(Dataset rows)
-- start --
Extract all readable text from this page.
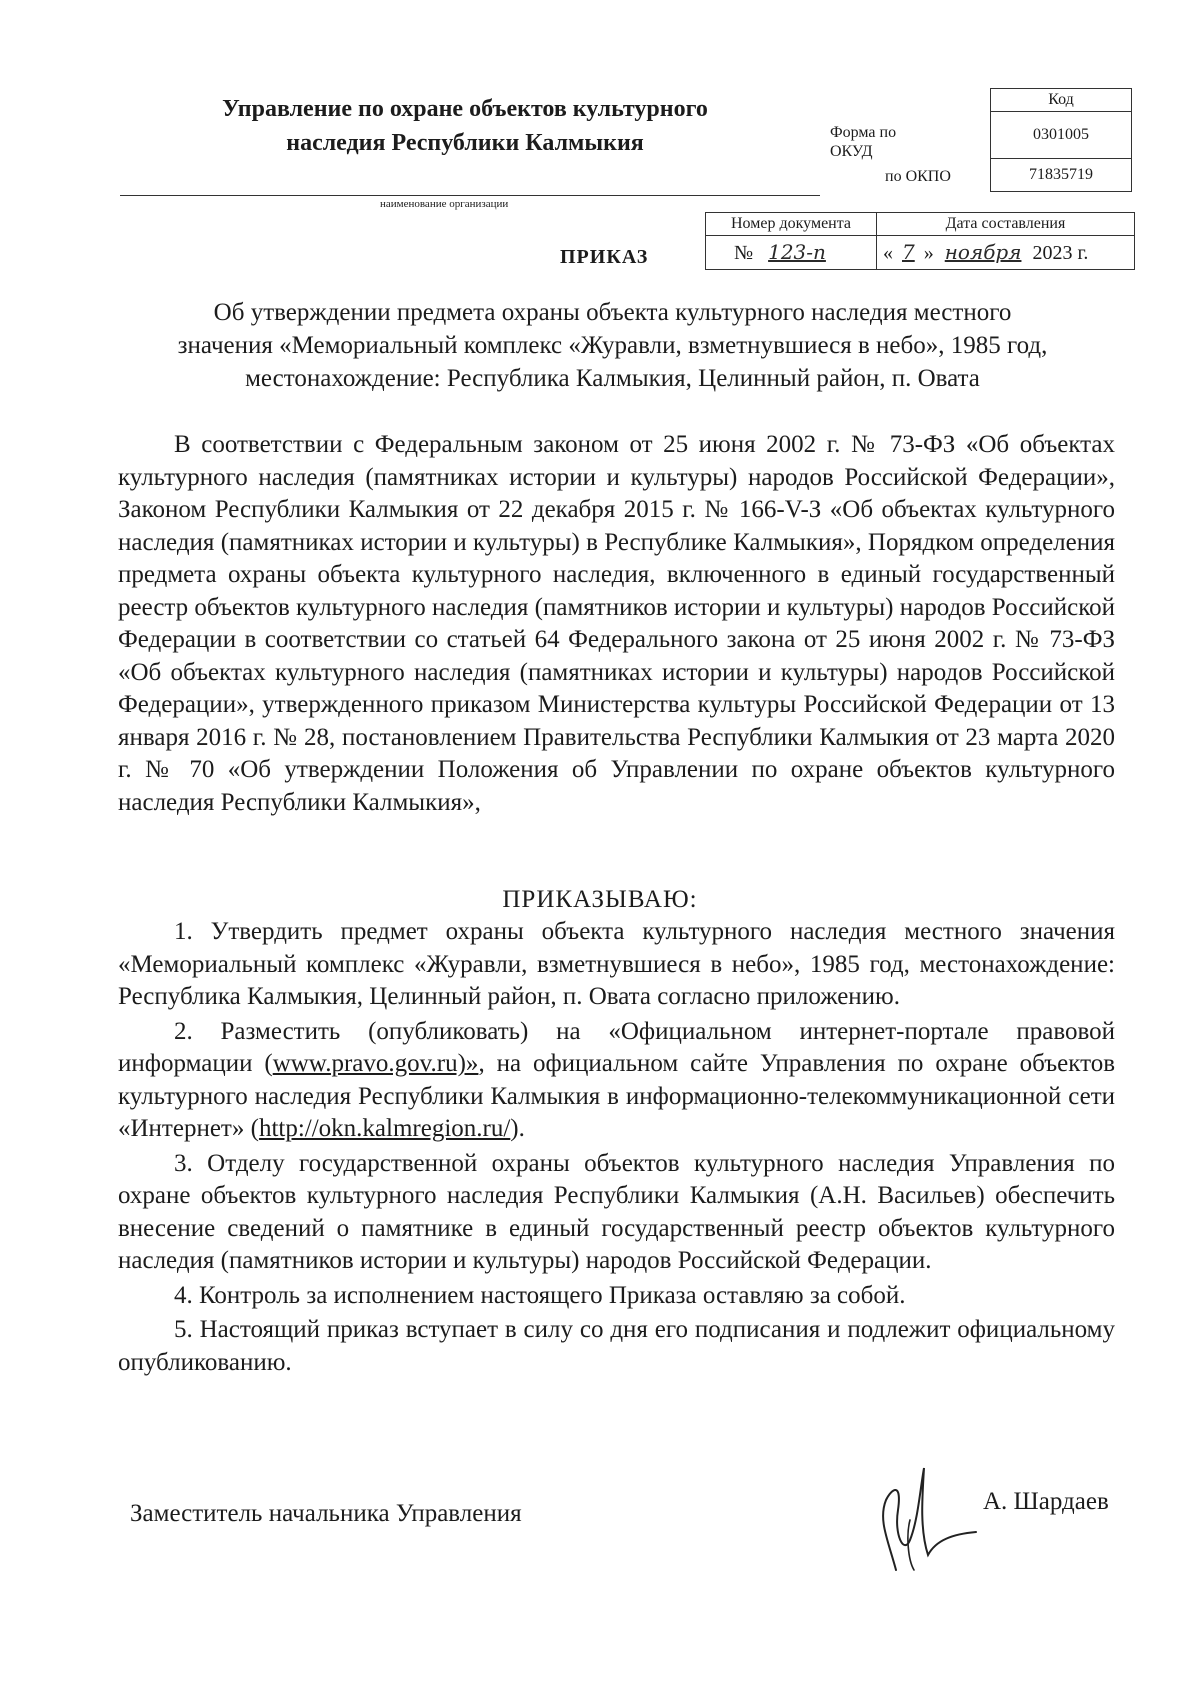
Управление по охране объектов культурного
наследия Республики Калмыкия
наименование организации
Форма по
ОКУД
по ОКПО
Код
0301005
71835719
ПРИКАЗ
Номер документа	Дата составления
№ 123-п	« 7 » ноября 2023 г.
Об утверждении предмета охраны объекта культурного наследия местного
значения «Мемориальный комплекс «Журавли, взметнувшиеся в небо», 1985 год,
местонахождение: Республика Калмыкия, Целинный район, п. Овата

В соответствии с Федеральным законом от 25 июня 2002 г. № 73-ФЗ «Об объектах культурного наследия (памятниках истории и культуры) народов Российской Федерации», Законом Республики Калмыкия от 22 декабря 2015 г. № 166-V-З «Об объектах культурного наследия (памятниках истории и культуры) в Республике Калмыкия», Порядком определения предмета охраны объекта культурного наследия, включенного в единый государственный реестр объектов культурного наследия (памятников истории и культуры) народов Российской Федерации в соответствии со статьей 64 Федерального закона от 25 июня 2002 г. № 73-ФЗ «Об объектах культурного наследия (памятниках истории и культуры) народов Российской Федерации», утвержденного приказом Министерства культуры Российской Федерации от 13 января 2016 г. № 28, постановлением Правительства Республики Калмыкия от 23 марта 2020 г. № 70 «Об утверждении Положения об Управлении по охране объектов культурного наследия Республики Калмыкия»,

ПРИКАЗЫВАЮ:

1. Утвердить предмет охраны объекта культурного наследия местного значения «Мемориальный комплекс «Журавли, взметнувшиеся в небо», 1985 год, местонахождение: Республика Калмыкия, Целинный район, п. Овата согласно приложению.

2. Разместить (опубликовать) на «Официальном интернет-портале правовой информации (www.pravo.gov.ru)», на официальном сайте Управления по охране объектов культурного наследия Республики Калмыкия в информационно-телекоммуникационной сети «Интернет» (http://okn.kalmregion.ru/).

3. Отделу государственной охраны объектов культурного наследия Управления по охране объектов культурного наследия Республики Калмыкия (А.Н. Васильев) обеспечить внесение сведений о памятнике в единый государственный реестр объектов культурного наследия (памятников истории и культуры) народов Российской Федерации.

4. Контроль за исполнением настоящего Приказа оставляю за собой.

5. Настоящий приказ вступает в силу со дня его подписания и подлежит официальному опубликованию.

Заместитель начальника Управления	А. Шардаев
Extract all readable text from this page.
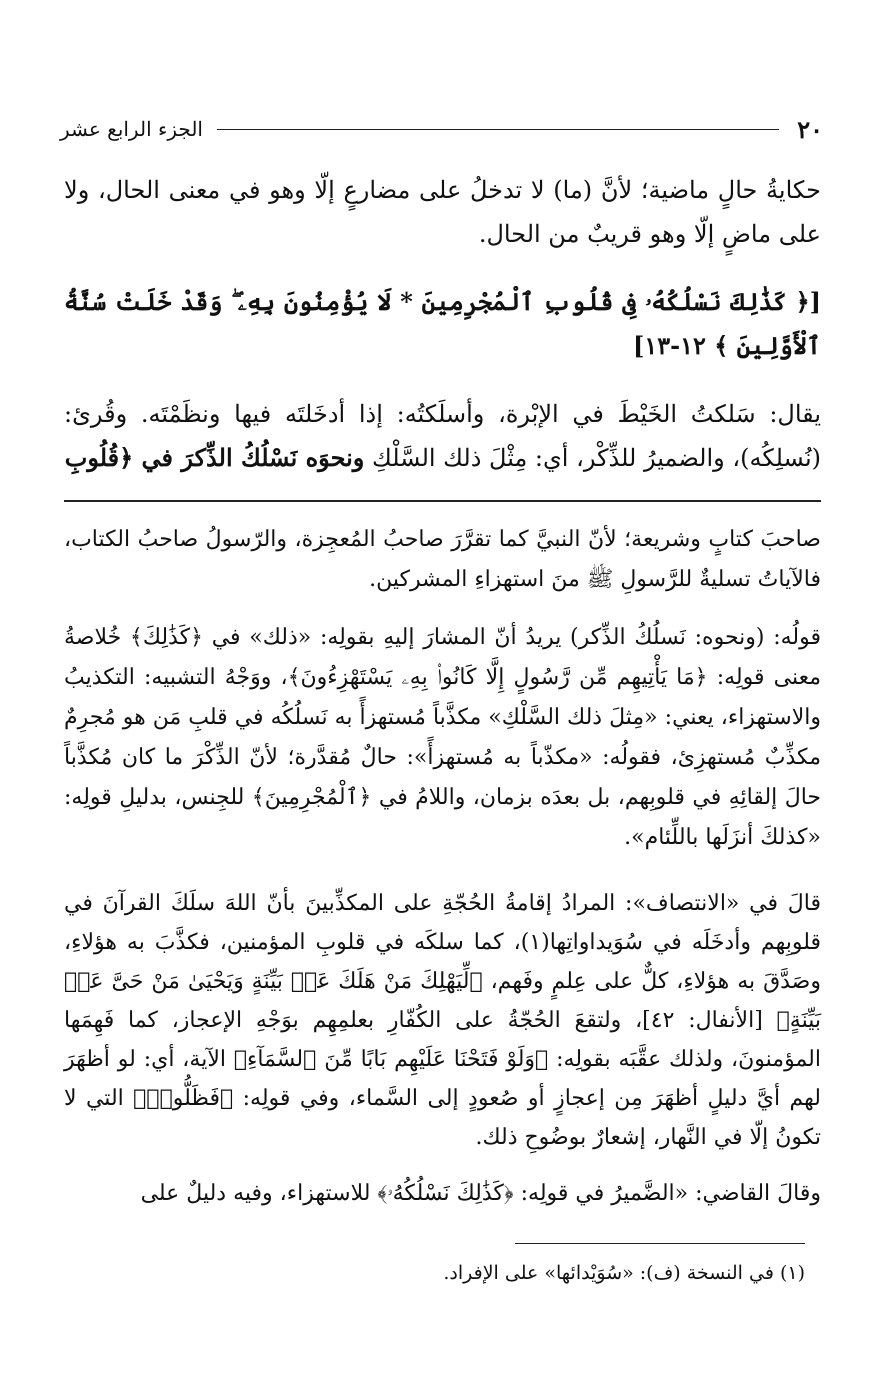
٢٠
الجزء الرابع عشر

حكايةُ حالٍ ماضية؛ لأنَّ (ما) لا تدخلُ على مضارعٍ إلّا وهو في معنى الحال، ولا على ماضٍ إلّا وهو قريبٌ من الحال.

[﴿ كَذَٰلِكَ نَسْلُكُهُۥ فِى قُلُوبِ ٱلْمُجْرِمِينَ * لَا يُؤْمِنُونَ بِهِۦ ۖ وَقَدْ خَلَتْ سُنَّةُ ٱلْأَوَّلِينَ ﴾ ١٢-١٣]

يقال: سَلكتُ الخَيْطَ في الإبْرة، وأسلَكتُه: إذا أدخَلتَه فيها ونظَمْتَه. وقُرئ: (نُسلِكُه)، والضميرُ للذِّكْر، أي: مِثْلَ ذلك السَّلْكِ ونحوَه نَسْلُكُ الذِّكرَ في ﴿قُلُوبِ

صاحبَ كتابٍ وشريعة؛ لأنّ النبيَّ كما تقرَّرَ صاحبُ المُعجِزة، والرّسولُ صاحبُ الكتاب، فالآياتُ تسليةٌ للرَّسولِ ﷺ منَ استهزاءِ المشركين.

قولُه: (ونحوه: نَسلُكُ الذِّكر) يريدُ أنّ المشارَ إليهِ بقولِه: «ذلك» في ﴿كَذَٰلِكَ﴾ خُلاصةُ معنى قولِه: ﴿مَا يَأْتِيهِم مِّن رَّسُولٍ إِلَّا كَانُوا۟ بِهِۦ يَسْتَهْزِءُونَ﴾، ووَجْهُ التشبيه: التكذيبُ والاستهزاء، يعني: «مِثلَ ذلك السَّلْكِ» مكذَّباً مُستهزأً به نَسلُكُه في قلبِ مَن هو مُجرِمٌ مكذِّبٌ مُستهزِئ، فقولُه: «مكذّباً به مُستهزأً»: حالٌ مُقدَّرة؛ لأنّ الذِّكْرَ ما كان مُكذَّباً حالَ إلقائِهِ في قلوبِهم، بل بعدَه بزمان، واللامُ في ﴿ٱلْمُجْرِمِينَ﴾ للجِنس، بدليلِ قولِه: «كذلكَ أنزَلَها باللِّئام».

قالَ في «الانتصاف»: المرادُ إقامةُ الحُجّةِ على المكذِّبينَ بأنّ اللهَ سلَكَ القرآنَ في قلوبِهم وأدخَلَه في سُوَيداواتِها(١)، كما سلكَه في قلوبِ المؤمنين، فكذَّبَ به هؤلاءِ، وصَدَّقَ به هؤلاءِ، كلٌّ على عِلمٍ وفَهم، ﴿لِّيَهْلِكَ مَنْ هَلَكَ عَنۢ بَيِّنَةٍ وَيَحْيَىٰ مَنْ حَىَّ عَنۢ بَيِّنَةٍ﴾ [الأنفال: ٤٢]، ولتقعَ الحُجّةُ على الكُفّارِ بعلمِهِم بوَجْهِ الإعجاز، كما فَهِمَها المؤمنونَ، ولذلك عقَّبَه بقولِه: ﴿وَلَوْ فَتَحْنَا عَلَيْهِم بَابًا مِّنَ ٱلسَّمَآءِ﴾ الآية، أي: لو أظهَرَ لهم أيَّ دليلٍ أظهَرَ مِن إعجازٍ أو صُعودٍ إلى السَّماء، وفي قولِه: ﴿فَظَلُّوا۟﴾ التي لا تكونُ إلّا في النَّهار، إشعارٌ بوضُوحِ ذلك.

وقالَ القاضي: «الضَّميرُ في قولِه: ﴿كَذَٰلِكَ نَسْلُكُهُۥ﴾ للاستهزاء، وفيه دليلٌ على

(١) في النسخة (ف): «سُوَيْدائها» على الإفراد.
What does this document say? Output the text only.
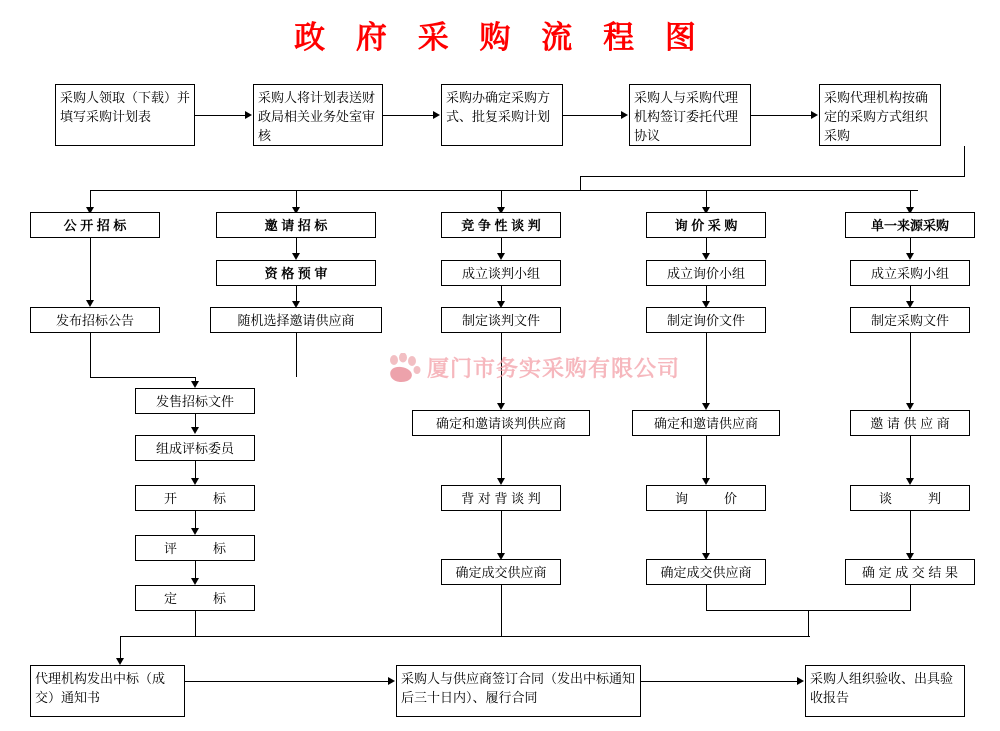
政 府 采 购 流 程 图
采购人领取（下载）并填写采购计划表
采购人将计划表送财政局相关业务处室审核
采购办确定采购方式、批复采购计划
采购人与采购代理机构签订委托代理协议
采购代理机构按确定的采购方式组织采购
公 开 招 标
发布招标公告
发售招标文件
组成评标委员
开          标
评          标
定          标
邀 请 招 标
资 格 预 审
随机选择邀请供应商
竞 争 性 谈 判
成立谈判小组
制定谈判文件
确定和邀请谈判供应商
背 对 背 谈 判
确定成交供应商
询 价 采 购
成立询价小组
制定询价文件
确定和邀请供应商
询          价
确定成交供应商
单一来源采购
成立采购小组
制定采购文件
邀 请 供 应 商
谈          判
确 定 成 交 结 果
代理机构发出中标（成交）通知书
采购人与供应商签订合同（发出中标通知后三十日内）、履行合同
采购人组织验收、出具验收报告
厦门市务实采购有限公司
-- end --
■ **Given problem**
Across the records above, count the lines holding "Республика" and reply with that number alone.

■ **Task answer**
2